GIVEN INSTRUCTION: Pick out the lines containing "النيابة".
═════ PROVIDED DATA
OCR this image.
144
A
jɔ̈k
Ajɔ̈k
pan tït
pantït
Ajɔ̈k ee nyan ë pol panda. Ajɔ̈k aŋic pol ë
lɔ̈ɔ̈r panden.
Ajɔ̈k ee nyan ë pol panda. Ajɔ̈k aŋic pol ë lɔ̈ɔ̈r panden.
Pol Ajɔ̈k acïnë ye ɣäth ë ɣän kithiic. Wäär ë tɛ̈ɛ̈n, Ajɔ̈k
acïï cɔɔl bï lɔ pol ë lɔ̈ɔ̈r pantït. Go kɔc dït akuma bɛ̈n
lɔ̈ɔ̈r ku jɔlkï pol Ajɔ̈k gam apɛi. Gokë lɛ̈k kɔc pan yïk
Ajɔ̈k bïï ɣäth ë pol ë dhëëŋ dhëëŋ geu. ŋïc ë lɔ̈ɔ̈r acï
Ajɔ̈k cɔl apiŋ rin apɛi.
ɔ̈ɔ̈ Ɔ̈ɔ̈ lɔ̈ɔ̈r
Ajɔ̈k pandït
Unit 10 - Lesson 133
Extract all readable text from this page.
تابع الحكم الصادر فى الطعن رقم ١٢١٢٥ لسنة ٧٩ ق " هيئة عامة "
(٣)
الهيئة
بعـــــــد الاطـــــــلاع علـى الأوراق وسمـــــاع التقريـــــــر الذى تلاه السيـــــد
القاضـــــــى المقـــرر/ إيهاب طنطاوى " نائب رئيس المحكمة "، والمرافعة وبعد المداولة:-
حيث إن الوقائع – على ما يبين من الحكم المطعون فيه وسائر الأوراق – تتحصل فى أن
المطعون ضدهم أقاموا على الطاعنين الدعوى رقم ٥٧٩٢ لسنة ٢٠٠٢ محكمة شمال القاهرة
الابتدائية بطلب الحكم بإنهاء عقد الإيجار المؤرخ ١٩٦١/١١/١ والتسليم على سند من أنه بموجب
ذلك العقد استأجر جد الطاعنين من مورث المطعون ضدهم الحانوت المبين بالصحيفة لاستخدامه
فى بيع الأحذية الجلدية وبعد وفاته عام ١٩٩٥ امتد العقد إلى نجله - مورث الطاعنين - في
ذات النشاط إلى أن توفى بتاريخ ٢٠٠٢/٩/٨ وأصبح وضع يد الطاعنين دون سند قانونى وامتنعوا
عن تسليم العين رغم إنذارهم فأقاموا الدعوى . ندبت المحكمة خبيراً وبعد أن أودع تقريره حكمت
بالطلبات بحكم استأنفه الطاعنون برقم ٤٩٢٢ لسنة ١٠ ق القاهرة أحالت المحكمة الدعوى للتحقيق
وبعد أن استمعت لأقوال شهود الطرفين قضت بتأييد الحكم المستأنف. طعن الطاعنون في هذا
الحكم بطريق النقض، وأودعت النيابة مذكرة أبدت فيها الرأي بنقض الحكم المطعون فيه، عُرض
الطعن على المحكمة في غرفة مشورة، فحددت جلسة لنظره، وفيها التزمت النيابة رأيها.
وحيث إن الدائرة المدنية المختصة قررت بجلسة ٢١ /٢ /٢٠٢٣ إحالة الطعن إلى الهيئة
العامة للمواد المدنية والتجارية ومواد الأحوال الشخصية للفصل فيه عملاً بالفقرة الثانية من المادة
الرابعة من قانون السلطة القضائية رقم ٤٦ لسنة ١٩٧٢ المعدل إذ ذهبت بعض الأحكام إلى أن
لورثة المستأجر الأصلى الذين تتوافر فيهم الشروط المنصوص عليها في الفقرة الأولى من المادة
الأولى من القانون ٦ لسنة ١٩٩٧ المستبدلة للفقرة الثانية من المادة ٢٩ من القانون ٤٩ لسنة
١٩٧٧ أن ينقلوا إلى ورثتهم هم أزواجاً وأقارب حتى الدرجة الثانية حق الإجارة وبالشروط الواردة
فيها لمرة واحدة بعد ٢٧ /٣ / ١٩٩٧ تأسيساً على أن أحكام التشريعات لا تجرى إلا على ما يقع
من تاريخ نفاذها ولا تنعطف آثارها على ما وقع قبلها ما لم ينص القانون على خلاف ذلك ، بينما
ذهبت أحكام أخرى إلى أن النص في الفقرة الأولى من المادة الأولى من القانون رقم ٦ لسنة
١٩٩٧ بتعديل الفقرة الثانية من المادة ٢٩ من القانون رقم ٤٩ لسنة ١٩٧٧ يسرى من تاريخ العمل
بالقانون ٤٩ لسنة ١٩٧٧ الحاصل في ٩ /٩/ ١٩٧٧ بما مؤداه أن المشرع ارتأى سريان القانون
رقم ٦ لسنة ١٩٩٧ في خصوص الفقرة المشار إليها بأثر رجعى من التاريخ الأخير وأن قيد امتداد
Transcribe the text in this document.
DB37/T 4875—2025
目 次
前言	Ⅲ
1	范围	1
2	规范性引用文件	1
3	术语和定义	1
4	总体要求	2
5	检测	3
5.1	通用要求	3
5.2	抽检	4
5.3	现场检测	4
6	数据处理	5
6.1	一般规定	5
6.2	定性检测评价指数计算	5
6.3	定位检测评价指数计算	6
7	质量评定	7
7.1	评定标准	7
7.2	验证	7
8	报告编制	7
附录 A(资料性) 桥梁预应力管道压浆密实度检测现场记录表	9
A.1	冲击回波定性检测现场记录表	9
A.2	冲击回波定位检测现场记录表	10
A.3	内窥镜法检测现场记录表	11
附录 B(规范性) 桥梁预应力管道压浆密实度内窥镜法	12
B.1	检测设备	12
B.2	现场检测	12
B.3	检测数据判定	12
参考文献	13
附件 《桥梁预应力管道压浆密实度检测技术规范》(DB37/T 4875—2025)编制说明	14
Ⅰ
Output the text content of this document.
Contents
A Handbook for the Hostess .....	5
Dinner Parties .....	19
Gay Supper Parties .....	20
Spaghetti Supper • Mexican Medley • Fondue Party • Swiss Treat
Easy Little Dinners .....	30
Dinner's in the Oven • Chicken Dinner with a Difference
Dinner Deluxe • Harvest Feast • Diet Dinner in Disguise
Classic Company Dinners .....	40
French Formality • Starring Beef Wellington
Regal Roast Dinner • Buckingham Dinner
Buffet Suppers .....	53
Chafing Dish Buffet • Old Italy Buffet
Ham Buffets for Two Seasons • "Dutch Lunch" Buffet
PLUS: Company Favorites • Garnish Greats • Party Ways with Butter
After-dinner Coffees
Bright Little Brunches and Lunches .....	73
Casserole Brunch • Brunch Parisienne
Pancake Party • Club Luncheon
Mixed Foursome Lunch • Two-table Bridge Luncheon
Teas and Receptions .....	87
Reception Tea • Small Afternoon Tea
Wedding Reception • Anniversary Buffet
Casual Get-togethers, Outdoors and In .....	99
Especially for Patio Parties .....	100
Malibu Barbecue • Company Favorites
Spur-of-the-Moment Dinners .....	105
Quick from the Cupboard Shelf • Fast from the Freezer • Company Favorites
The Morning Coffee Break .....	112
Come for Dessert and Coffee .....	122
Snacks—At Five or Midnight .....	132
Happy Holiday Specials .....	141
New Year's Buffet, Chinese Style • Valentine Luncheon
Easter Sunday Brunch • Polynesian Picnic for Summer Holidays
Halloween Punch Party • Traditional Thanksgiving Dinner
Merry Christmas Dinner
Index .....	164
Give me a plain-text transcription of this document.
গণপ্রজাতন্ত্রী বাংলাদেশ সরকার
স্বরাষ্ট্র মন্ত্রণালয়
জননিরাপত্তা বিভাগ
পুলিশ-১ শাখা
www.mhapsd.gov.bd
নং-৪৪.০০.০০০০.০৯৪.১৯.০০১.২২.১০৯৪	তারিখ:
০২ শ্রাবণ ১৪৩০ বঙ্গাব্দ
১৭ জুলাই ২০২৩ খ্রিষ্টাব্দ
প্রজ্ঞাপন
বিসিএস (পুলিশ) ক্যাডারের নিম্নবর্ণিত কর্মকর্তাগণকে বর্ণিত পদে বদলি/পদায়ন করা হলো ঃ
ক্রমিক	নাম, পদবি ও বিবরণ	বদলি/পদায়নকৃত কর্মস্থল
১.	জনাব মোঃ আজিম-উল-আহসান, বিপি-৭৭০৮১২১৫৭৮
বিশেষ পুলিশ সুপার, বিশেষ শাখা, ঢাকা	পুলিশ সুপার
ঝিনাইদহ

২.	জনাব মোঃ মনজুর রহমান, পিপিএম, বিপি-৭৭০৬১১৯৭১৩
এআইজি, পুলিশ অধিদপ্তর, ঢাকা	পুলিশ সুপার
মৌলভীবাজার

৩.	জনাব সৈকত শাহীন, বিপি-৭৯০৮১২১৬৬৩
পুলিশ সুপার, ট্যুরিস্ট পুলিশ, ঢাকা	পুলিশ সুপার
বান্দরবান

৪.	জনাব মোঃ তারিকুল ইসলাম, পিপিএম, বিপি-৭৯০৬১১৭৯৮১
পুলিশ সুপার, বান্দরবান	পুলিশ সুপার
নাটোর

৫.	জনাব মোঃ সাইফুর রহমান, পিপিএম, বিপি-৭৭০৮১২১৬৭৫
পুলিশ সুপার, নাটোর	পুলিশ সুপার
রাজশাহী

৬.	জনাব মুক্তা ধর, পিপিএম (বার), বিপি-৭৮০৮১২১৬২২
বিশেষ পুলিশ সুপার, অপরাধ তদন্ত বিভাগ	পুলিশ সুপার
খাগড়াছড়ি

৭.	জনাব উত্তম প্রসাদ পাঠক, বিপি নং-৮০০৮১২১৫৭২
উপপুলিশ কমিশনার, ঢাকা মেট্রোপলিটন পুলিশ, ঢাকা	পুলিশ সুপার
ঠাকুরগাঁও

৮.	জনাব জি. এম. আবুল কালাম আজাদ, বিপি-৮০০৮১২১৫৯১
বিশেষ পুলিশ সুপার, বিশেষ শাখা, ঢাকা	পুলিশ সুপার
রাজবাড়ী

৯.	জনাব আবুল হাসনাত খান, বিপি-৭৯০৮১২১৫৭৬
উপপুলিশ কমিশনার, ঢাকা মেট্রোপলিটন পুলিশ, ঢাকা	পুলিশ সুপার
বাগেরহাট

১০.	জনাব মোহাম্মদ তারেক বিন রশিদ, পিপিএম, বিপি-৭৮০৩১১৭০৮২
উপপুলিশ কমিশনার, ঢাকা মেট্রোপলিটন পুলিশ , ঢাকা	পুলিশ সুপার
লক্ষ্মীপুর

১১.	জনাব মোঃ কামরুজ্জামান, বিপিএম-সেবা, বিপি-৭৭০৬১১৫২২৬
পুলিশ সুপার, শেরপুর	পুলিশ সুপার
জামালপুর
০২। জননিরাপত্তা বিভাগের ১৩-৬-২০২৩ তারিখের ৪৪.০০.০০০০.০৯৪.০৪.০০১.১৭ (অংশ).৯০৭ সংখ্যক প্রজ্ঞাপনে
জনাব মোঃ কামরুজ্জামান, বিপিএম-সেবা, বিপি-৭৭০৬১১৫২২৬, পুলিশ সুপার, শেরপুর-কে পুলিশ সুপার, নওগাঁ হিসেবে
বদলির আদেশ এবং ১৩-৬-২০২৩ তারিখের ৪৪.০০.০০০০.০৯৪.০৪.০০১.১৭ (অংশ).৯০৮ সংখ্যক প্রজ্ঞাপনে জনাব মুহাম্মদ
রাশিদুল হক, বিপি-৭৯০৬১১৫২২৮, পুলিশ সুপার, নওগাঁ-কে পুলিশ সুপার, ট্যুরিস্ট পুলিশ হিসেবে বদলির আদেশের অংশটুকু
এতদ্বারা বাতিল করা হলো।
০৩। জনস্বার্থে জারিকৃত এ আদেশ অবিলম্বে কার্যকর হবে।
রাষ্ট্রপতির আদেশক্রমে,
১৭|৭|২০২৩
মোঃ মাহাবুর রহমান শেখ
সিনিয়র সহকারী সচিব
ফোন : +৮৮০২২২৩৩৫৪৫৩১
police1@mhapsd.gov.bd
══════════
RESULT OF THE TASK:
الحكم بطريق النقض، وأودعت النيابة مذكرة أبدت فيها الرأي بنقض الحكم المطعون فيه، عُرض
الطعن على المحكمة في غرفة مشورة، فحددت جلسة لنظره، وفيها التزمت النيابة رأيها.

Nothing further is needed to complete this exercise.